● **WORK REQUIRED**
Return each line of the material verbatim.

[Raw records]
>>>

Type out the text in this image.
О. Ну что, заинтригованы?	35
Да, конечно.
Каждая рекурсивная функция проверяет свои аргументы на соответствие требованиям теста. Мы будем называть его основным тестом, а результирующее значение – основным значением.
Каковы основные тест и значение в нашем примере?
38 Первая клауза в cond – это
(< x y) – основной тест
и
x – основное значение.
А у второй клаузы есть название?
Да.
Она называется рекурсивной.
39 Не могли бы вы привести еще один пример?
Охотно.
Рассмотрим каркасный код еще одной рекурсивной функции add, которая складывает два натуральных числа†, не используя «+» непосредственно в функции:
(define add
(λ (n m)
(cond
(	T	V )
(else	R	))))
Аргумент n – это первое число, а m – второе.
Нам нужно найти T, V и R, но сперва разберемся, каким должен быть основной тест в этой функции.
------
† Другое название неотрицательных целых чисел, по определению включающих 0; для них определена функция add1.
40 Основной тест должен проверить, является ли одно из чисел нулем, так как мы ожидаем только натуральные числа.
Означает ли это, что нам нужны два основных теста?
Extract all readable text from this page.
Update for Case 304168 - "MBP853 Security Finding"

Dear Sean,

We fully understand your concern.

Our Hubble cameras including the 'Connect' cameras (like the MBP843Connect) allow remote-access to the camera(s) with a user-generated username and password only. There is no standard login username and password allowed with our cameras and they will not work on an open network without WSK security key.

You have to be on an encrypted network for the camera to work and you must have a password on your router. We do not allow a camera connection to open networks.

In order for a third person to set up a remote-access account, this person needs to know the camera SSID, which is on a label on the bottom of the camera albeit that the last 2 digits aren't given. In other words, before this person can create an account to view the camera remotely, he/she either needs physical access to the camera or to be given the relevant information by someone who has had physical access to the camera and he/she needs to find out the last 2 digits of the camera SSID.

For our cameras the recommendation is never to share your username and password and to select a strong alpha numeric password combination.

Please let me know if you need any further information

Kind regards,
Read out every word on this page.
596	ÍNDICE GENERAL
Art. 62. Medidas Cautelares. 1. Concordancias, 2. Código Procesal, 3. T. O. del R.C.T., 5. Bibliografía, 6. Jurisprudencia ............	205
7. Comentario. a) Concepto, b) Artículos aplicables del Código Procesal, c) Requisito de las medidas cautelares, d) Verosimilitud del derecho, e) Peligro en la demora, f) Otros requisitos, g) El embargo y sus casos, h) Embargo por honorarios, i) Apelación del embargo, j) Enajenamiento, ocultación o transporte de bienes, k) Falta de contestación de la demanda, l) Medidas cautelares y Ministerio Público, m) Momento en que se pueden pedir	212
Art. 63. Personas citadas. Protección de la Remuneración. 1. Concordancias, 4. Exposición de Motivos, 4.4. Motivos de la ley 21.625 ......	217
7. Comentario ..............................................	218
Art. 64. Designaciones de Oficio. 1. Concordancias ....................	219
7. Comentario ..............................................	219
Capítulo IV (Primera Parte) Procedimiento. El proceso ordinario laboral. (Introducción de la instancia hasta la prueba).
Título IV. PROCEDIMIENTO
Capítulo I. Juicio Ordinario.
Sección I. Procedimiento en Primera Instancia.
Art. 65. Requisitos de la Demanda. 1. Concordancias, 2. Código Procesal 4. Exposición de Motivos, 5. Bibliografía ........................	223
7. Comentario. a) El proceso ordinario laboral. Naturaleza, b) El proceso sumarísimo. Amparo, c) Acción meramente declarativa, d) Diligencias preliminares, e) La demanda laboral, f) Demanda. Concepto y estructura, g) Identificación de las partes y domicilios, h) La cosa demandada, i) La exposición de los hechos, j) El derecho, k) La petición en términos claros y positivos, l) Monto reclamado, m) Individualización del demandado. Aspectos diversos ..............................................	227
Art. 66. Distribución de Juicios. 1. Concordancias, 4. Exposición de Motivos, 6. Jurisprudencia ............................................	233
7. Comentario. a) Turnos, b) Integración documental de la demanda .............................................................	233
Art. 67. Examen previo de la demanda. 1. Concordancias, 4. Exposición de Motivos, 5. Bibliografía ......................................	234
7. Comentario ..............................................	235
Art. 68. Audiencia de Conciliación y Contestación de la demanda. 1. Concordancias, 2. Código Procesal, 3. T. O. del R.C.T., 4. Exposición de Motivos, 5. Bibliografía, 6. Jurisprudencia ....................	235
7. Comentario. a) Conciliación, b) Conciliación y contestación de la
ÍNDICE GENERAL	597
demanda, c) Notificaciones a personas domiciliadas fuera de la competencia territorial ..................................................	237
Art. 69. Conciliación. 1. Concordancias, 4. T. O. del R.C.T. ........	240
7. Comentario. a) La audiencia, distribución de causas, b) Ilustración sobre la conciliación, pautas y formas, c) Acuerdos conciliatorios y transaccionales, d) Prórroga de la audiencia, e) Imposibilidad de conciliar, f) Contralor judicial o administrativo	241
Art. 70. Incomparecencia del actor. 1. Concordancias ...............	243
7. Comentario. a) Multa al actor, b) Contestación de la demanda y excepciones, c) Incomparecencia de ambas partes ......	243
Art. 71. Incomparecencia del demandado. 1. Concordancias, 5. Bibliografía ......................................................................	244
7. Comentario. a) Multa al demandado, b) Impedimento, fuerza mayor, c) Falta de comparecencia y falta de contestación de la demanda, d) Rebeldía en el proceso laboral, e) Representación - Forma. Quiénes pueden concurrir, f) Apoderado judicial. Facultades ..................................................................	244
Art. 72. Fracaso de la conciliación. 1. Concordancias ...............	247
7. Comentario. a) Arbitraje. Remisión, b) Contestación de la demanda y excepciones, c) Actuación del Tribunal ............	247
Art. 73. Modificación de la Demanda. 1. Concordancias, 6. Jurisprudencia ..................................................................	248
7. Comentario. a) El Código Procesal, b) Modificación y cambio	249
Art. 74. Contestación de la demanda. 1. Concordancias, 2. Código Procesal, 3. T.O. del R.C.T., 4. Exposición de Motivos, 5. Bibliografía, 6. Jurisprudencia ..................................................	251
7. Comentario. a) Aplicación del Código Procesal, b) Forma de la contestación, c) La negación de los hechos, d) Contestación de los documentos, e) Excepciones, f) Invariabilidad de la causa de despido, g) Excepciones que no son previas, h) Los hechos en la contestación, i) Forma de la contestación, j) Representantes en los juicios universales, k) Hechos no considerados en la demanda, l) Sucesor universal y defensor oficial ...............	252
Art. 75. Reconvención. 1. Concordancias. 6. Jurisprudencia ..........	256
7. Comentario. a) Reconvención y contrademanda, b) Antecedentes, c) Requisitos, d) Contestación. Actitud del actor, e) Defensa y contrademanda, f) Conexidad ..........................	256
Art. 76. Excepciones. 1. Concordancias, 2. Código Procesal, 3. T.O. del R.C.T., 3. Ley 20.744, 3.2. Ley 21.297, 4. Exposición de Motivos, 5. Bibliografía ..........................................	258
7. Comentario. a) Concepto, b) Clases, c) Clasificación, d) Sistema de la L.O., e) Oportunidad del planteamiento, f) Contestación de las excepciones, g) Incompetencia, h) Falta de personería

<<<

● **RESPONSE**
Type out the text in this image.
О. Ну что, заинтригованы?	35
Да, конечно.
Каждая рекурсивная функция проверяет свои аргументы на соответствие требованиям теста. Мы будем называть его основным тестом, а результирующее значение – основным значением.
Каковы основные тест и значение в нашем примере?
38 Первая клауза в cond – это
(< x y) – основной тест
и
x – основное значение.
А у второй клаузы есть название?
Да.
Она называется рекурсивной.
39 Не могли бы вы привести еще один пример?
Охотно.
Рассмотрим каркасный код еще одной рекурсивной функции add, которая складывает два натуральных числа†, не используя «+» непосредственно в функции:
(define add
(λ (n m)
(cond
(	T	V )
(else	R	))))
Аргумент n – это первое число, а m – второе.
Нам нужно найти T, V и R, но сперва разберемся, каким должен быть основной тест в этой функции.
------
† Другое название неотрицательных целых чисел, по определению включающих 0; для них определена функция add1.
40 Основной тест должен проверить, является ли одно из чисел нулем, так как мы ожидаем только натуральные числа.
Означает ли это, что нам нужны два основных теста?
Extract all readable text from this page.
Update for Case 304168 - "MBP853 Security Finding"

Dear Sean,

We fully understand your concern.

Our Hubble cameras including the 'Connect' cameras (like the MBP843Connect) allow remote-access to the camera(s) with a user-generated username and password only. There is no standard login username and password allowed with our cameras and they will not work on an open network without WSK security key.

You have to be on an encrypted network for the camera to work and you must have a password on your router. We do not allow a camera connection to open networks.

In order for a third person to set up a remote-access account, this person needs to know the camera SSID, which is on a label on the bottom of the camera albeit that the last 2 digits aren't given. In other words, before this person can create an account to view the camera remotely, he/she either needs physical access to the camera or to be given the relevant information by someone who has had physical access to the camera and he/she needs to find out the last 2 digits of the camera SSID.

For our cameras the recommendation is never to share your username and password and to select a strong alpha numeric password combination.

Please let me know if you need any further information

Kind regards,
Read out every word on this page.
596	ÍNDICE GENERAL
Art. 62. Medidas Cautelares. 1. Concordancias, 2. Código Procesal, 3. T. O. del R.C.T., 5. Bibliografía, 6. Jurisprudencia ............	205
7. Comentario. a) Concepto, b) Artículos aplicables del Código Procesal, c) Requisito de las medidas cautelares, d) Verosimilitud del derecho, e) Peligro en la demora, f) Otros requisitos, g) El embargo y sus casos, h) Embargo por honorarios, i) Apelación del embargo, j) Enajenamiento, ocultación o transporte de bienes, k) Falta de contestación de la demanda, l) Medidas cautelares y Ministerio Público, m) Momento en que se pueden pedir	212
Art. 63. Personas citadas. Protección de la Remuneración. 1. Concordancias, 4. Exposición de Motivos, 4.4. Motivos de la ley 21.625 ......	217
7. Comentario ..............................................	218
Art. 64. Designaciones de Oficio. 1. Concordancias ....................	219
7. Comentario ..............................................	219
Capítulo IV (Primera Parte) Procedimiento. El proceso ordinario laboral. (Introducción de la instancia hasta la prueba).
Título IV. PROCEDIMIENTO
Capítulo I. Juicio Ordinario.
Sección I. Procedimiento en Primera Instancia.
Art. 65. Requisitos de la Demanda. 1. Concordancias, 2. Código Procesal 4. Exposición de Motivos, 5. Bibliografía ........................	223
7. Comentario. a) El proceso ordinario laboral. Naturaleza, b) El proceso sumarísimo. Amparo, c) Acción meramente declarativa, d) Diligencias preliminares, e) La demanda laboral, f) Demanda. Concepto y estructura, g) Identificación de las partes y domicilios, h) La cosa demandada, i) La exposición de los hechos, j) El derecho, k) La petición en términos claros y positivos, l) Monto reclamado, m) Individualización del demandado. Aspectos diversos ..............................................	227
Art. 66. Distribución de Juicios. 1. Concordancias, 4. Exposición de Motivos, 6. Jurisprudencia ............................................	233
7. Comentario. a) Turnos, b) Integración documental de la demanda .............................................................	233
Art. 67. Examen previo de la demanda. 1. Concordancias, 4. Exposición de Motivos, 5. Bibliografía ......................................	234
7. Comentario ..............................................	235
Art. 68. Audiencia de Conciliación y Contestación de la demanda. 1. Concordancias, 2. Código Procesal, 3. T. O. del R.C.T., 4. Exposición de Motivos, 5. Bibliografía, 6. Jurisprudencia ....................	235
7. Comentario. a) Conciliación, b) Conciliación y contestación de la
ÍNDICE GENERAL	597
demanda, c) Notificaciones a personas domiciliadas fuera de la competencia territorial ..................................................	237
Art. 69. Conciliación. 1. Concordancias, 4. T. O. del R.C.T. ........	240
7. Comentario. a) La audiencia, distribución de causas, b) Ilustración sobre la conciliación, pautas y formas, c) Acuerdos conciliatorios y transaccionales, d) Prórroga de la audiencia, e) Imposibilidad de conciliar, f) Contralor judicial o administrativo	241
Art. 70. Incomparecencia del actor. 1. Concordancias ...............	243
7. Comentario. a) Multa al actor, b) Contestación de la demanda y excepciones, c) Incomparecencia de ambas partes ......	243
Art. 71. Incomparecencia del demandado. 1. Concordancias, 5. Bibliografía ......................................................................	244
7. Comentario. a) Multa al demandado, b) Impedimento, fuerza mayor, c) Falta de comparecencia y falta de contestación de la demanda, d) Rebeldía en el proceso laboral, e) Representación - Forma. Quiénes pueden concurrir, f) Apoderado judicial. Facultades ..................................................................	244
Art. 72. Fracaso de la conciliación. 1. Concordancias ...............	247
7. Comentario. a) Arbitraje. Remisión, b) Contestación de la demanda y excepciones, c) Actuación del Tribunal ............	247
Art. 73. Modificación de la Demanda. 1. Concordancias, 6. Jurisprudencia ..................................................................	248
7. Comentario. a) El Código Procesal, b) Modificación y cambio	249
Art. 74. Contestación de la demanda. 1. Concordancias, 2. Código Procesal, 3. T.O. del R.C.T., 4. Exposición de Motivos, 5. Bibliografía, 6. Jurisprudencia ..................................................	251
7. Comentario. a) Aplicación del Código Procesal, b) Forma de la contestación, c) La negación de los hechos, d) Contestación de los documentos, e) Excepciones, f) Invariabilidad de la causa de despido, g) Excepciones que no son previas, h) Los hechos en la contestación, i) Forma de la contestación, j) Representantes en los juicios universales, k) Hechos no considerados en la demanda, l) Sucesor universal y defensor oficial ...............	252
Art. 75. Reconvención. 1. Concordancias. 6. Jurisprudencia ..........	256
7. Comentario. a) Reconvención y contrademanda, b) Antecedentes, c) Requisitos, d) Contestación. Actitud del actor, e) Defensa y contrademanda, f) Conexidad ..........................	256
Art. 76. Excepciones. 1. Concordancias, 2. Código Procesal, 3. T.O. del R.C.T., 3. Ley 20.744, 3.2. Ley 21.297, 4. Exposición de Motivos, 5. Bibliografía ..........................................	258
7. Comentario. a) Concepto, b) Clases, c) Clasificación, d) Sistema de la L.O., e) Oportunidad del planteamiento, f) Contestación de las excepciones, g) Incompetencia, h) Falta de personería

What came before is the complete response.